[Figure record extracts]
# # # # # # #
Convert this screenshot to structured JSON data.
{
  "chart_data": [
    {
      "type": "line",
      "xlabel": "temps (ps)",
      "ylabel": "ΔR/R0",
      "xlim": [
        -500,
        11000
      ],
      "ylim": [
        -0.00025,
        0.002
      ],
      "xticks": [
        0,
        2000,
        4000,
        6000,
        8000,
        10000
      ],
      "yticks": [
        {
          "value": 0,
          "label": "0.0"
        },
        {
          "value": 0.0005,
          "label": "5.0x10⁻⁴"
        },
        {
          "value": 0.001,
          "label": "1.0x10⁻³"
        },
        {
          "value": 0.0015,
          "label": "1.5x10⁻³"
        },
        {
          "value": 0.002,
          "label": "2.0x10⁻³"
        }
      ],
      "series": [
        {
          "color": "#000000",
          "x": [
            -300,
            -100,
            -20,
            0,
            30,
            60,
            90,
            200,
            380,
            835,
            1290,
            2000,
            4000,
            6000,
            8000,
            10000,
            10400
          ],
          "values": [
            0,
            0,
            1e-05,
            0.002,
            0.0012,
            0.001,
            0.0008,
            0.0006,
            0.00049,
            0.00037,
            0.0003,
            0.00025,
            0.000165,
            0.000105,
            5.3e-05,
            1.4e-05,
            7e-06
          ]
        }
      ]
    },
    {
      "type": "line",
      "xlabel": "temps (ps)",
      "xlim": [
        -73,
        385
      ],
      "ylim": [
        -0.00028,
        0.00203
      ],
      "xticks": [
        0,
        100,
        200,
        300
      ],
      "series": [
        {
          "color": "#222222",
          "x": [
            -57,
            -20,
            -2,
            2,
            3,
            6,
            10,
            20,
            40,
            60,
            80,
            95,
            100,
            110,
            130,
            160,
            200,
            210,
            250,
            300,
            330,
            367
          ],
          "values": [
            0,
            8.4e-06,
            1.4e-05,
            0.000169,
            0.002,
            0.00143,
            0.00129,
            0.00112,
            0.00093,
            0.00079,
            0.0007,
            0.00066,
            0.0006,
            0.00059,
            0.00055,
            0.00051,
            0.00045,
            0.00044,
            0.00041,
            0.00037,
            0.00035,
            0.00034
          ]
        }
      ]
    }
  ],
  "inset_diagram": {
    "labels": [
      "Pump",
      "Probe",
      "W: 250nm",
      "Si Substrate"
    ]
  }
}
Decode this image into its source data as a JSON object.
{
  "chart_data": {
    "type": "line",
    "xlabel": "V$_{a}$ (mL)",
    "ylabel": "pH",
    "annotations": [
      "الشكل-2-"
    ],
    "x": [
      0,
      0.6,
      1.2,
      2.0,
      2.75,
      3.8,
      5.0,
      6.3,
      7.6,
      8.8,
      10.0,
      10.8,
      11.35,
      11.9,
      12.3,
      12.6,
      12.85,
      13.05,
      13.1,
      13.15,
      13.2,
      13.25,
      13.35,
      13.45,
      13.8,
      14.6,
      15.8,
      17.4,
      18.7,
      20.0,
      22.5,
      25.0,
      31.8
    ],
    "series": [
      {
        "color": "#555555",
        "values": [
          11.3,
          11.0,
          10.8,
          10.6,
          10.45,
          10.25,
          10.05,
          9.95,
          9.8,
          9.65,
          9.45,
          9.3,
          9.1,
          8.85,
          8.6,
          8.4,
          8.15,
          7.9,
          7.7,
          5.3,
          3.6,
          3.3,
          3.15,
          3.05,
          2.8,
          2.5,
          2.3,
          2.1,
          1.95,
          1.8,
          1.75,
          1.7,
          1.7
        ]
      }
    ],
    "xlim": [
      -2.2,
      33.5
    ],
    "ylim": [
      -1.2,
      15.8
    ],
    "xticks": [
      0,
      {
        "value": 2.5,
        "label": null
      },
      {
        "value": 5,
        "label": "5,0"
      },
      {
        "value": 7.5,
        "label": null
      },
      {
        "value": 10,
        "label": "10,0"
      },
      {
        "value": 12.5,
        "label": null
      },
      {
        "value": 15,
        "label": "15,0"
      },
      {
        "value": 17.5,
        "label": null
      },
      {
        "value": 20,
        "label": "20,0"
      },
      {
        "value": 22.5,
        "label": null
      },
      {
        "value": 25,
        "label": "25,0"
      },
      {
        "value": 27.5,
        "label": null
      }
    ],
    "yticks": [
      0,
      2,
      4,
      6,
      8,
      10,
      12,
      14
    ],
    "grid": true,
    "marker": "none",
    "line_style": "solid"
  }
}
# # # # # # #
▸ **EXERCISE DETAILS**: Your task is to output the full set of records exactly as presented.

▸ **RESULT**:
Convert this screenshot to structured JSON data.
{
  "chart_data": [
    {
      "type": "line",
      "xlabel": "temps (ps)",
      "ylabel": "ΔR/R0",
      "xlim": [
        -500,
        11000
      ],
      "ylim": [
        -0.00025,
        0.002
      ],
      "xticks": [
        0,
        2000,
        4000,
        6000,
        8000,
        10000
      ],
      "yticks": [
        {
          "value": 0,
          "label": "0.0"
        },
        {
          "value": 0.0005,
          "label": "5.0x10⁻⁴"
        },
        {
          "value": 0.001,
          "label": "1.0x10⁻³"
        },
        {
          "value": 0.0015,
          "label": "1.5x10⁻³"
        },
        {
          "value": 0.002,
          "label": "2.0x10⁻³"
        }
      ],
      "series": [
        {
          "color": "#000000",
          "x": [
            -300,
            -100,
            -20,
            0,
            30,
            60,
            90,
            200,
            380,
            835,
            1290,
            2000,
            4000,
            6000,
            8000,
            10000,
            10400
          ],
          "values": [
            0,
            0,
            1e-05,
            0.002,
            0.0012,
            0.001,
            0.0008,
            0.0006,
            0.00049,
            0.00037,
            0.0003,
            0.00025,
            0.000165,
            0.000105,
            5.3e-05,
            1.4e-05,
            7e-06
          ]
        }
      ]
    },
    {
      "type": "line",
      "xlabel": "temps (ps)",
      "xlim": [
        -73,
        385
      ],
      "ylim": [
        -0.00028,
        0.00203
      ],
      "xticks": [
        0,
        100,
        200,
        300
      ],
      "series": [
        {
          "color": "#222222",
          "x": [
            -57,
            -20,
            -2,
            2,
            3,
            6,
            10,
            20,
            40,
            60,
            80,
            95,
            100,
            110,
            130,
            160,
            200,
            210,
            250,
            300,
            330,
            367
          ],
          "values": [
            0,
            8.4e-06,
            1.4e-05,
            0.000169,
            0.002,
            0.00143,
            0.00129,
            0.00112,
            0.00093,
            0.00079,
            0.0007,
            0.00066,
            0.0006,
            0.00059,
            0.00055,
            0.00051,
            0.00045,
            0.00044,
            0.00041,
            0.00037,
            0.00035,
            0.00034
          ]
        }
      ]
    }
  ],
  "inset_diagram": {
    "labels": [
      "Pump",
      "Probe",
      "W: 250nm",
      "Si Substrate"
    ]
  }
}
Decode this image into its source data as a JSON object.
{
  "chart_data": {
    "type": "line",
    "xlabel": "V$_{a}$ (mL)",
    "ylabel": "pH",
    "annotations": [
      "الشكل-2-"
    ],
    "x": [
      0,
      0.6,
      1.2,
      2.0,
      2.75,
      3.8,
      5.0,
      6.3,
      7.6,
      8.8,
      10.0,
      10.8,
      11.35,
      11.9,
      12.3,
      12.6,
      12.85,
      13.05,
      13.1,
      13.15,
      13.2,
      13.25,
      13.35,
      13.45,
      13.8,
      14.6,
      15.8,
      17.4,
      18.7,
      20.0,
      22.5,
      25.0,
      31.8
    ],
    "series": [
      {
        "color": "#555555",
        "values": [
          11.3,
          11.0,
          10.8,
          10.6,
          10.45,
          10.25,
          10.05,
          9.95,
          9.8,
          9.65,
          9.45,
          9.3,
          9.1,
          8.85,
          8.6,
          8.4,
          8.15,
          7.9,
          7.7,
          5.3,
          3.6,
          3.3,
          3.15,
          3.05,
          2.8,
          2.5,
          2.3,
          2.1,
          1.95,
          1.8,
          1.75,
          1.7,
          1.7
        ]
      }
    ],
    "xlim": [
      -2.2,
      33.5
    ],
    "ylim": [
      -1.2,
      15.8
    ],
    "xticks": [
      0,
      {
        "value": 2.5,
        "label": null
      },
      {
        "value": 5,
        "label": "5,0"
      },
      {
        "value": 7.5,
        "label": null
      },
      {
        "value": 10,
        "label": "10,0"
      },
      {
        "value": 12.5,
        "label": null
      },
      {
        "value": 15,
        "label": "15,0"
      },
      {
        "value": 17.5,
        "label": null
      },
      {
        "value": 20,
        "label": "20,0"
      },
      {
        "value": 22.5,
        "label": null
      },
      {
        "value": 25,
        "label": "25,0"
      },
      {
        "value": 27.5,
        "label": null
      }
    ],
    "yticks": [
      0,
      2,
      4,
      6,
      8,
      10,
      12,
      14
    ],
    "grid": true,
    "marker": "none",
    "line_style": "solid"
  }
}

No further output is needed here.